> Record extracts:
"""

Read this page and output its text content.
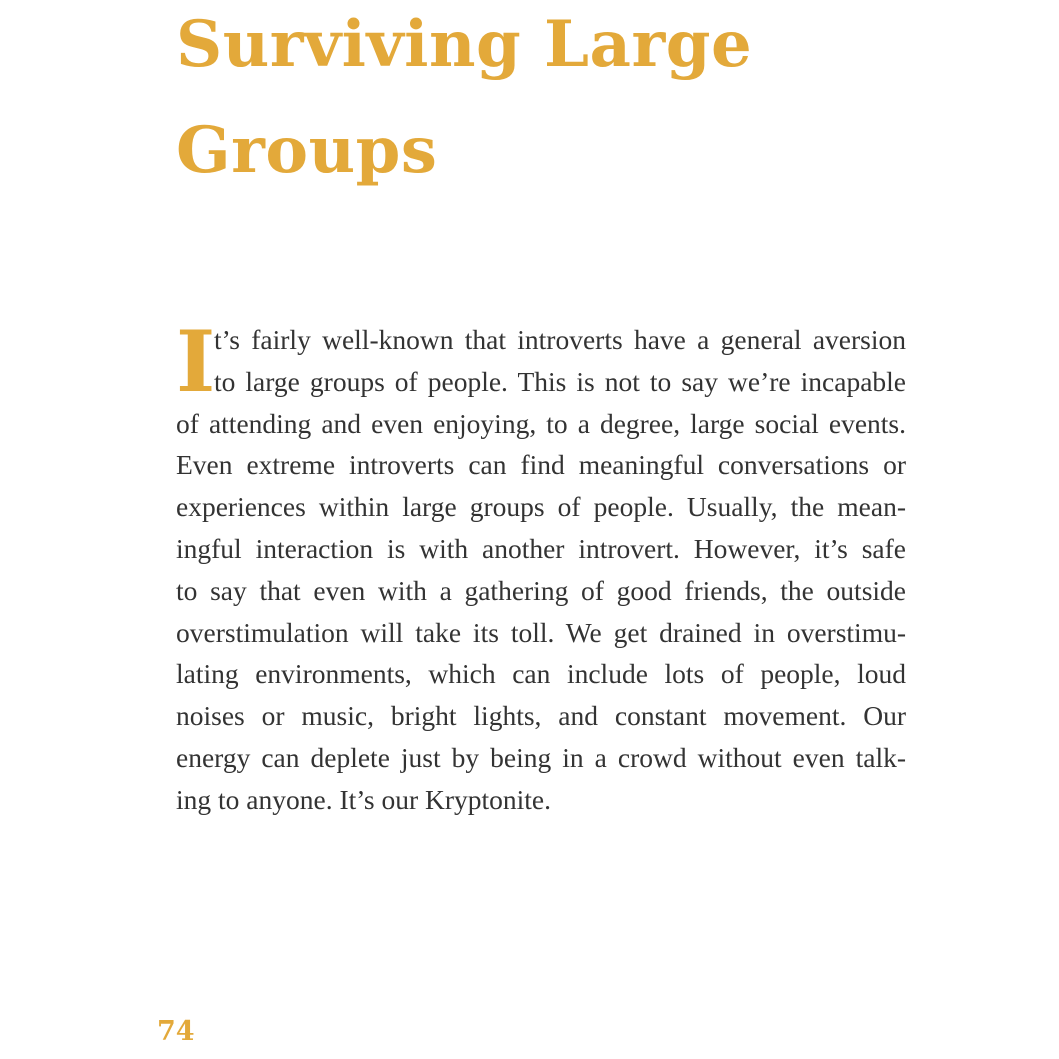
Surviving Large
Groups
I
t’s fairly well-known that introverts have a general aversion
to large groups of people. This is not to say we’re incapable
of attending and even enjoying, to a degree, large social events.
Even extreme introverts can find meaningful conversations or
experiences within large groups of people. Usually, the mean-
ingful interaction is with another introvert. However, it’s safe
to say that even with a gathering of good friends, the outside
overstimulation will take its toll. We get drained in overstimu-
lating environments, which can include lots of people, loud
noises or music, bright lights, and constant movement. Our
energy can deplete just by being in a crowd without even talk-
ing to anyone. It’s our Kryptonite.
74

"""

> Task: Omit all pictures while transcribing the entries verbatim.

> Solution for this exercise:
Read this page and output its text content.
Surviving Large
Groups
I
t’s fairly well-known that introverts have a general aversion
to large groups of people. This is not to say we’re incapable
of attending and even enjoying, to a degree, large social events.
Even extreme introverts can find meaningful conversations or
experiences within large groups of people. Usually, the mean-
ingful interaction is with another introvert. However, it’s safe
to say that even with a gathering of good friends, the outside
overstimulation will take its toll. We get drained in overstimu-
lating environments, which can include lots of people, loud
noises or music, bright lights, and constant movement. Our
energy can deplete just by being in a crowd without even talk-
ing to anyone. It’s our Kryptonite.
74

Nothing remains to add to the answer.